··· DATA FOR THIS EXERCISE

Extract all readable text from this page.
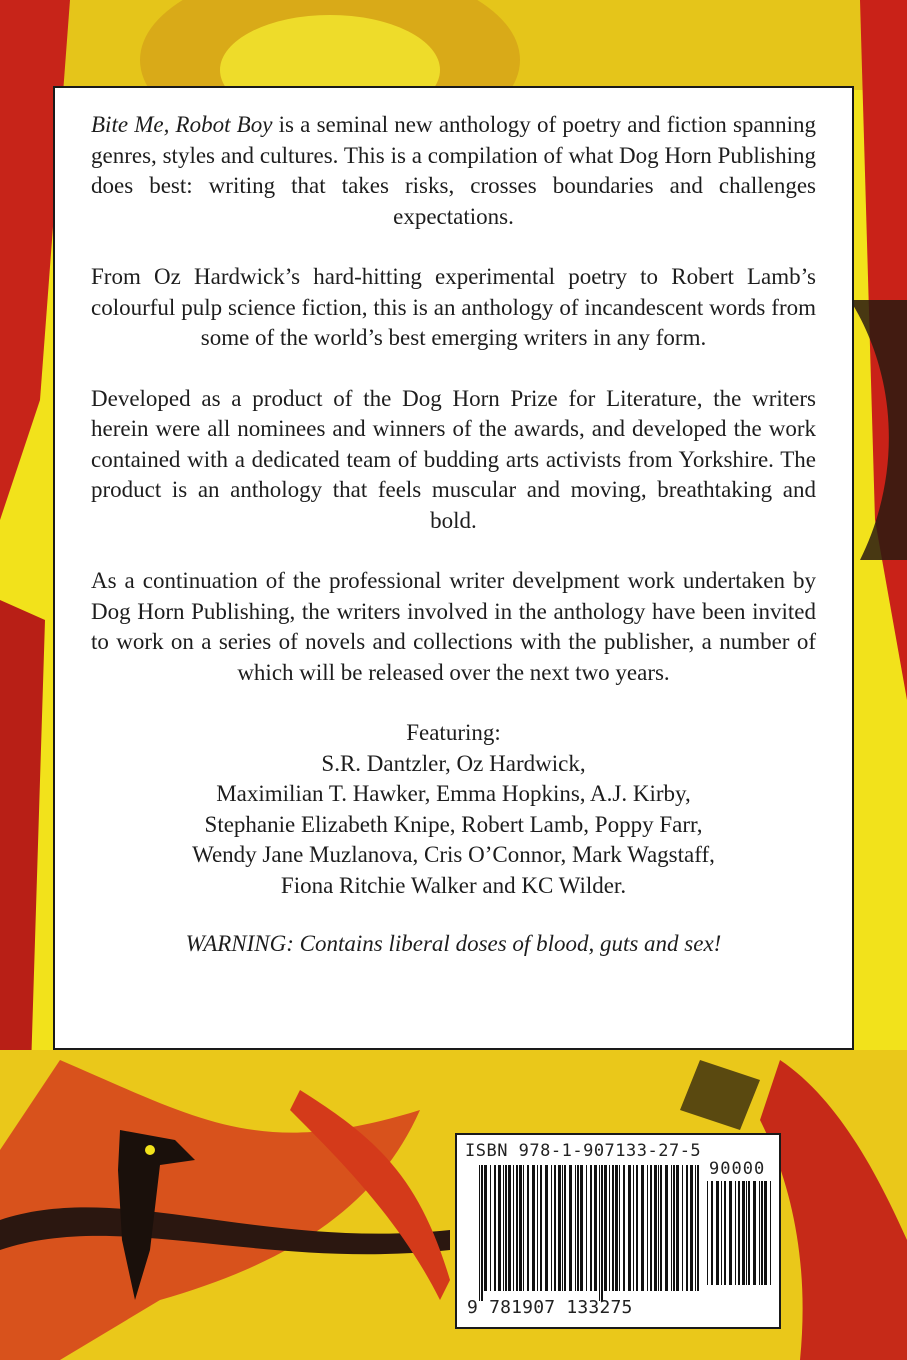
Bite Me, Robot Boy is a seminal new anthology of poetry and fiction spanning genres, styles and cultures. This is a compilation of what Dog Horn Publishing does best: writing that takes risks, crosses boundaries and challenges expectations.

From Oz Hardwick’s hard-hitting experimental poetry to Robert Lamb’s colourful pulp science fiction, this is an anthology of incandescent words from some of the world’s best emerging writers in any form.

Developed as a product of the Dog Horn Prize for Literature, the writers herein were all nominees and winners of the awards, and developed the work contained with a dedicated team of budding arts activists from Yorkshire. The product is an anthology that feels muscular and moving, breathtaking and bold.

As a continuation of the professional writer develpment work undertaken by Dog Horn Publishing, the writers involved in the anthology have been invited to work on a series of novels and collections with the publisher, a number of which will be released over the next two years.

Featuring:
S.R. Dantzler, Oz Hardwick,
Maximilian T. Hawker, Emma Hopkins, A.J. Kirby,
Stephanie Elizabeth Knipe, Robert Lamb, Poppy Farr,
Wendy Jane Muzlanova, Cris O’Connor, Mark Wagstaff,
Fiona Ritchie Walker and KC Wilder.

WARNING: Contains liberal doses of blood, guts and sex!

ISBN 978-1-907133-27-5
90000
9 781907 133275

······

REQUIRED TASK ▸
Exclude the images, then output the data above word for word.

ANSWER TO THIS PROBLEM ▸
Extract all readable text from this page.
Bite Me, Robot Boy is a seminal new anthology of poetry and fiction spanning genres, styles and cultures. This is a compilation of what Dog Horn Publishing does best: writing that takes risks, crosses boundaries and challenges expectations.

From Oz Hardwick’s hard-hitting experimental poetry to Robert Lamb’s colourful pulp science fiction, this is an anthology of incandescent words from some of the world’s best emerging writers in any form.

Developed as a product of the Dog Horn Prize for Literature, the writers herein were all nominees and winners of the awards, and developed the work contained with a dedicated team of budding arts activists from Yorkshire. The product is an anthology that feels muscular and moving, breathtaking and bold.

As a continuation of the professional writer develpment work undertaken by Dog Horn Publishing, the writers involved in the anthology have been invited to work on a series of novels and collections with the publisher, a number of which will be released over the next two years.

Featuring:
S.R. Dantzler, Oz Hardwick,
Maximilian T. Hawker, Emma Hopkins, A.J. Kirby,
Stephanie Elizabeth Knipe, Robert Lamb, Poppy Farr,
Wendy Jane Muzlanova, Cris O’Connor, Mark Wagstaff,
Fiona Ritchie Walker and KC Wilder.

WARNING: Contains liberal doses of blood, guts and sex!

ISBN 978-1-907133-27-5
90000
9 781907 133275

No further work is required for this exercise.